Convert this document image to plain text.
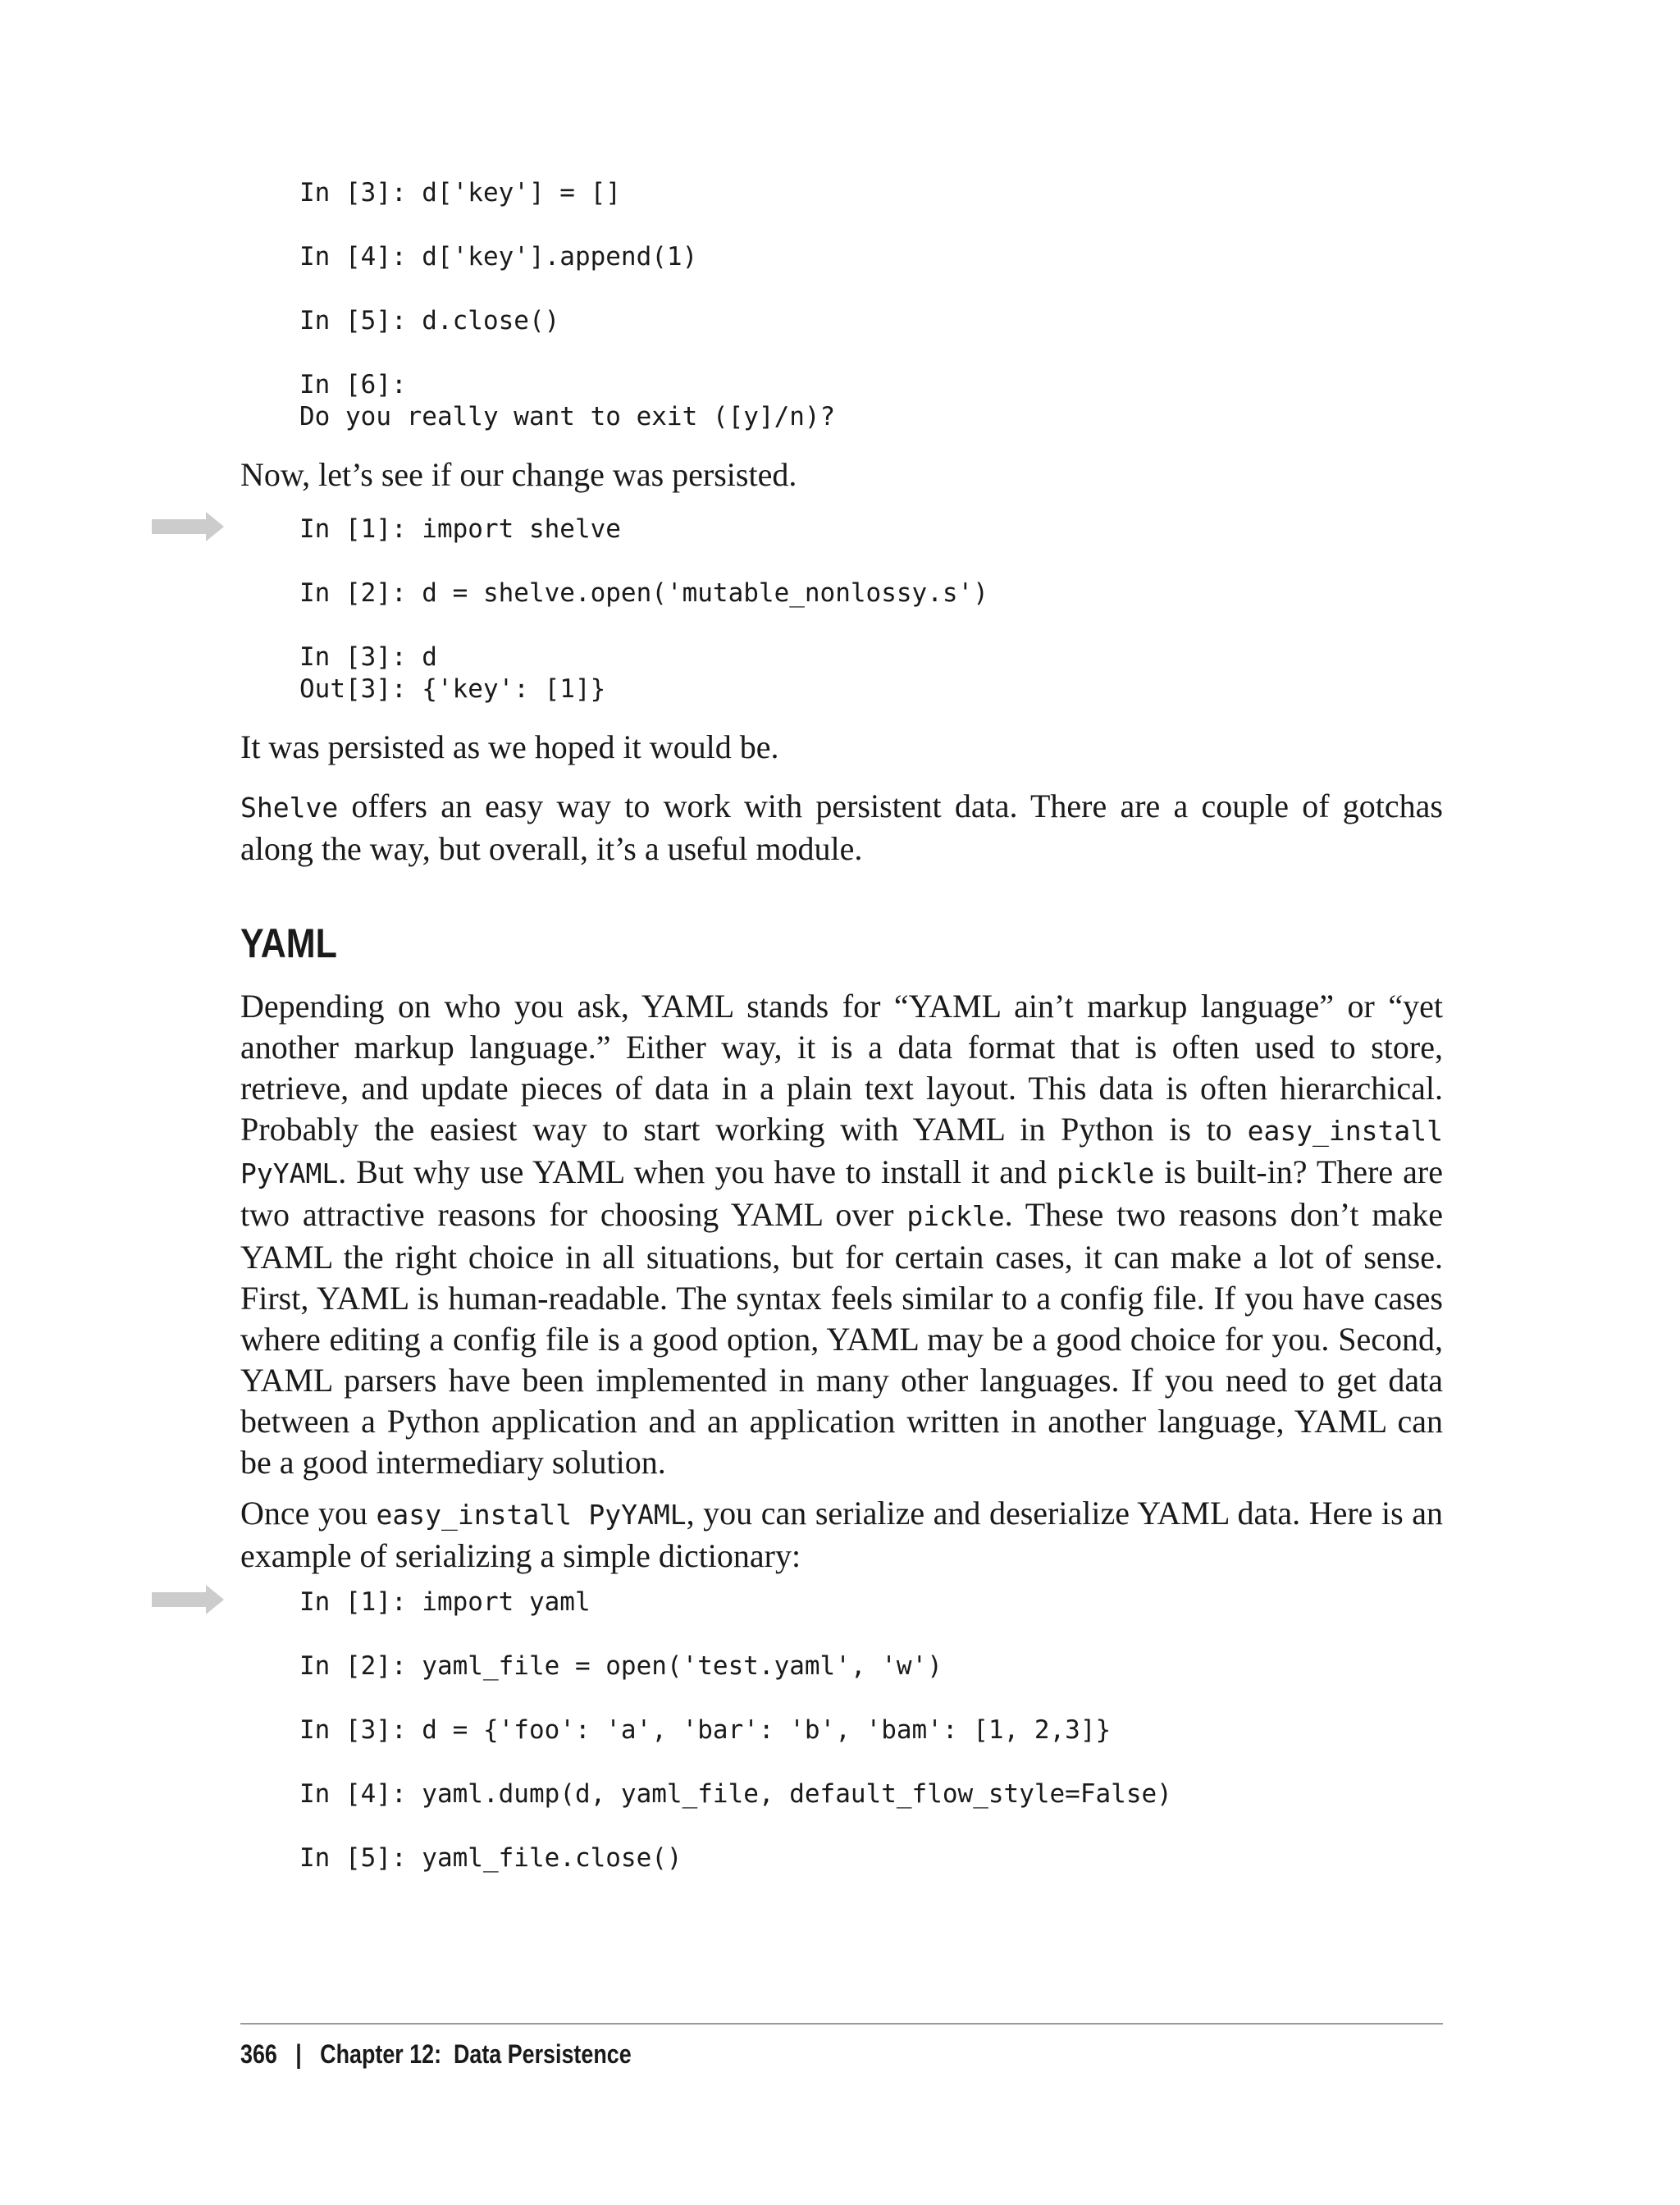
In [3]: d['key'] = []

In [4]: d['key'].append(1)

In [5]: d.close()

In [6]:
Do you really want to exit ([y]/n)?

Now, let’s see if our change was persisted.

In [1]: import shelve

In [2]: d = shelve.open('mutable_nonlossy.s')

In [3]: d
Out[3]: {'key': [1]}

It was persisted as we hoped it would be.

Shelve offers an easy way to work with persistent data. There are a couple of gotchas along the way, but overall, it’s a useful module.

YAML

Depending on who you ask, YAML stands for “YAML ain’t markup language” or “yet another markup language.” Either way, it is a data format that is often used to store, retrieve, and update pieces of data in a plain text layout. This data is often hierarchical. Probably the easiest way to start working with YAML in Python is to easy_install PyYAML. But why use YAML when you have to install it and pickle is built-in? There are two attractive reasons for choosing YAML over pickle. These two reasons don’t make YAML the right choice in all situations, but for certain cases, it can make a lot of sense. First, YAML is human-readable. The syntax feels similar to a config file. If you have cases where editing a config file is a good option, YAML may be a good choice for you. Second, YAML parsers have been implemented in many other languages. If you need to get data between a Python application and an application written in another language, YAML can be a good intermediary solution.

Once you easy_install PyYAML, you can serialize and deserialize YAML data. Here is an example of serializing a simple dictionary:

In [1]: import yaml

In [2]: yaml_file = open('test.yaml', 'w')

In [3]: d = {'foo': 'a', 'bar': 'b', 'bam': [1, 2,3]}

In [4]: yaml.dump(d, yaml_file, default_flow_style=False)

In [5]: yaml_file.close()
366 | Chapter 12:  Data Persistence
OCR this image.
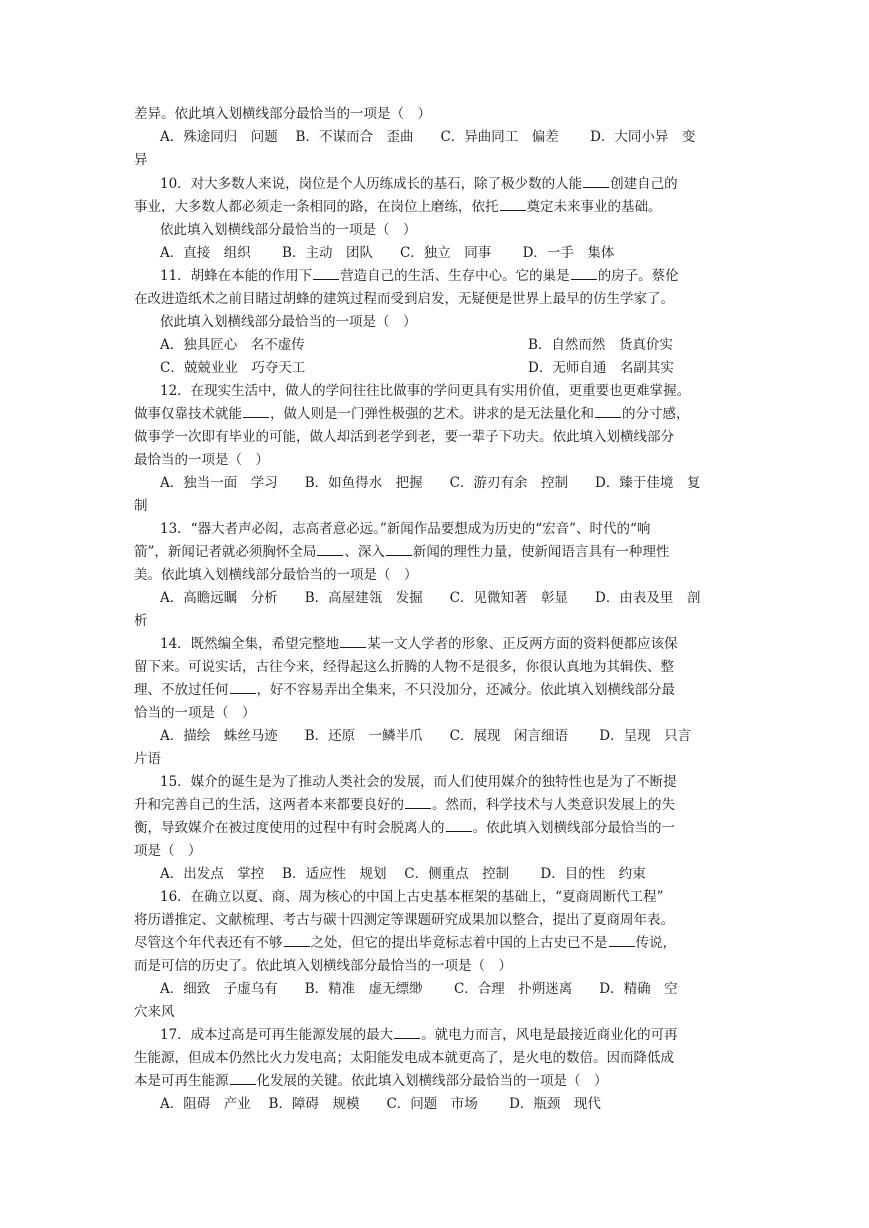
差异。依此填入划横线部分最恰当的一项是（　）
A．殊途同归　问题　 B．不谋而合　歪曲　　C．异曲同工　偏差　　 D．大同小异　变
异
10．对大多数人来说，岗位是个人历练成长的基石，除了极少数的人能 创建自己的
事业，大多数人都必须走一条相同的路，在岗位上磨练，依托 奠定未来事业的基础。
依此填入划横线部分最恰当的一项是（　）
A．直接　组织　　 B．主动　团队　　C．独立　同事　　 D．一手　集体
11．胡蜂在本能的作用下 营造自己的生活、生存中心。它的巢是 的房子。蔡伦
在改进造纸术之前目睹过胡蜂的建筑过程而受到启发，无疑便是世界上最早的仿生学家了。
依此填入划横线部分最恰当的一项是（　）
A．独具匠心　名不虚传	B．自然而然　货真价实
C．兢兢业业　巧夺天工	D．无师自通　名副其实
12．在现实生活中，做人的学问往往比做事的学问更具有实用价值，更重要也更难掌握。
做事仅靠技术就能 ，做人则是一门弹性极强的艺术。讲求的是无法量化和 的分寸感，
做事学一次即有毕业的可能，做人却活到老学到老，要一辈子下功夫。依此填入划横线部分
最恰当的一项是（　）
A．独当一面　学习　　B．如鱼得水　把握　　C．游刃有余　控制　　D．臻于佳境　复
制
13．“器大者声必闳，志高者意必远。”新闻作品要想成为历史的“宏音”、时代的“响
箭”，新闻记者就必须胸怀全局 、深入 新闻的理性力量，使新闻语言具有一种理性
美。依此填入划横线部分最恰当的一项是（　）
A．高瞻远瞩　分析　　B．高屋建瓴　发掘　　C．见微知著　彰显　　D．由表及里　剖
析
14．既然编全集，希望完整地 某一文人学者的形象、正反两方面的资料便都应该保
留下来。可说实话，古往今来，经得起这么折腾的人物不是很多，你很认真地为其辑佚、整
理、不放过任何 ，好不容易弄出全集来，不只没加分，还减分。依此填入划横线部分最
恰当的一项是（　）
A．描绘　蛛丝马迹　　B．还原　一鳞半爪　　C．展现　闲言细语　　 D．呈现　只言
片语
15．媒介的诞生是为了推动人类社会的发展，而人们使用媒介的独特性也是为了不断提
升和完善自己的生活，这两者本来都要良好的 。然而，科学技术与人类意识发展上的失
衡，导致媒介在被过度使用的过程中有时会脱离人的 。依此填入划横线部分最恰当的一
项是（　）
A．出发点　掌控　 B．适应性　规划　 C．侧重点　控制　　 D．目的性　约束
16．在确立以夏、商、周为核心的中国上古史基本框架的基础上，“夏商周断代工程”
将历谱推定、文献梳理、考古与碳十四测定等课题研究成果加以整合，提出了夏商周年表。
尽管这个年代表还有不够 之处，但它的提出毕竟标志着中国的上古史已不是 传说，
而是可信的历史了。依此填入划横线部分最恰当的一项是（　）
A．细致　子虚乌有　　B．精准　虚无缥缈　　 C．合理　扑朔迷离　　D．精确　空
穴来风
17．成本过高是可再生能源发展的最大 。就电力而言，风电是最接近商业化的可再
生能源，但成本仍然比火力发电高；太阳能发电成本就更高了，是火电的数倍。因而降低成
本是可再生能源 化发展的关键。依此填入划横线部分最恰当的一项是（　）
A．阻碍　产业　 B．障碍　规模　　C．问题　市场　　 D．瓶颈　现代
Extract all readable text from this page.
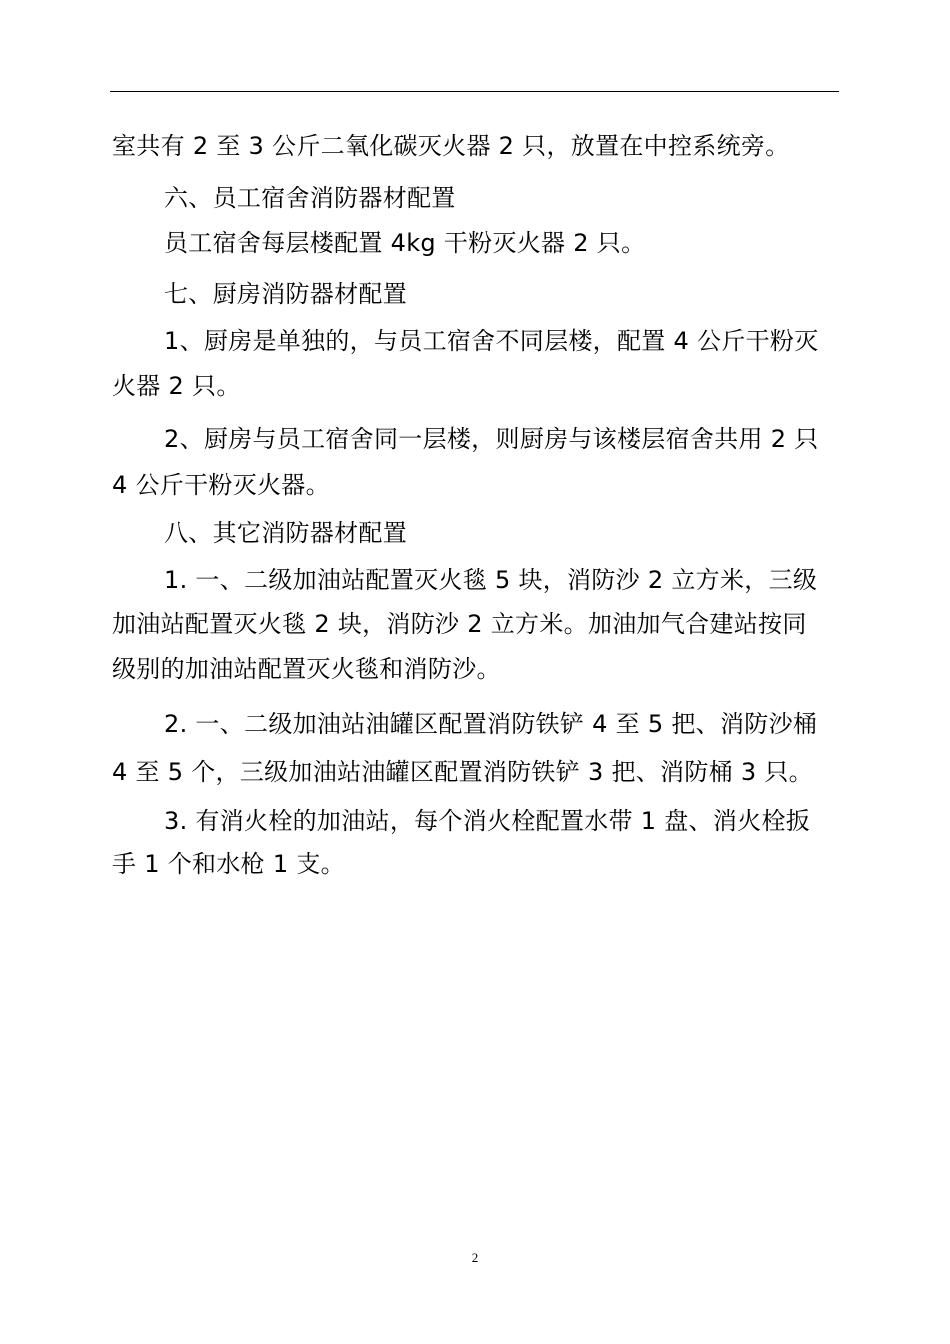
室共有 2 至 3 公斤二氧化碳灭火器 2 只，放置在中控系统旁。
六、员工宿舍消防器材配置
员工宿舍每层楼配置 4kg 干粉灭火器 2 只。
七、厨房消防器材配置
1、厨房是单独的，与员工宿舍不同层楼，配置 4 公斤干粉灭
火器 2 只。
2、厨房与员工宿舍同一层楼，则厨房与该楼层宿舍共用 2 只
4 公斤干粉灭火器。
八、其它消防器材配置
1. 一、二级加油站配置灭火毯 5 块，消防沙 2 立方米，三级
加油站配置灭火毯 2 块，消防沙 2 立方米。加油加气合建站按同
级别的加油站配置灭火毯和消防沙。
2. 一、二级加油站油罐区配置消防铁铲 4 至 5 把、消防沙桶
4 至 5 个，三级加油站油罐区配置消防铁铲 3 把、消防桶 3 只。
3. 有消火栓的加油站，每个消火栓配置水带 1 盘、消火栓扳
手 1 个和水枪 1 支。
2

> _To be done_:
Copy every line of the records above that contains "persisted".

> _Exercise output_:
Now, let’s see if our change was persisted.
It was persisted as we hoped it would be.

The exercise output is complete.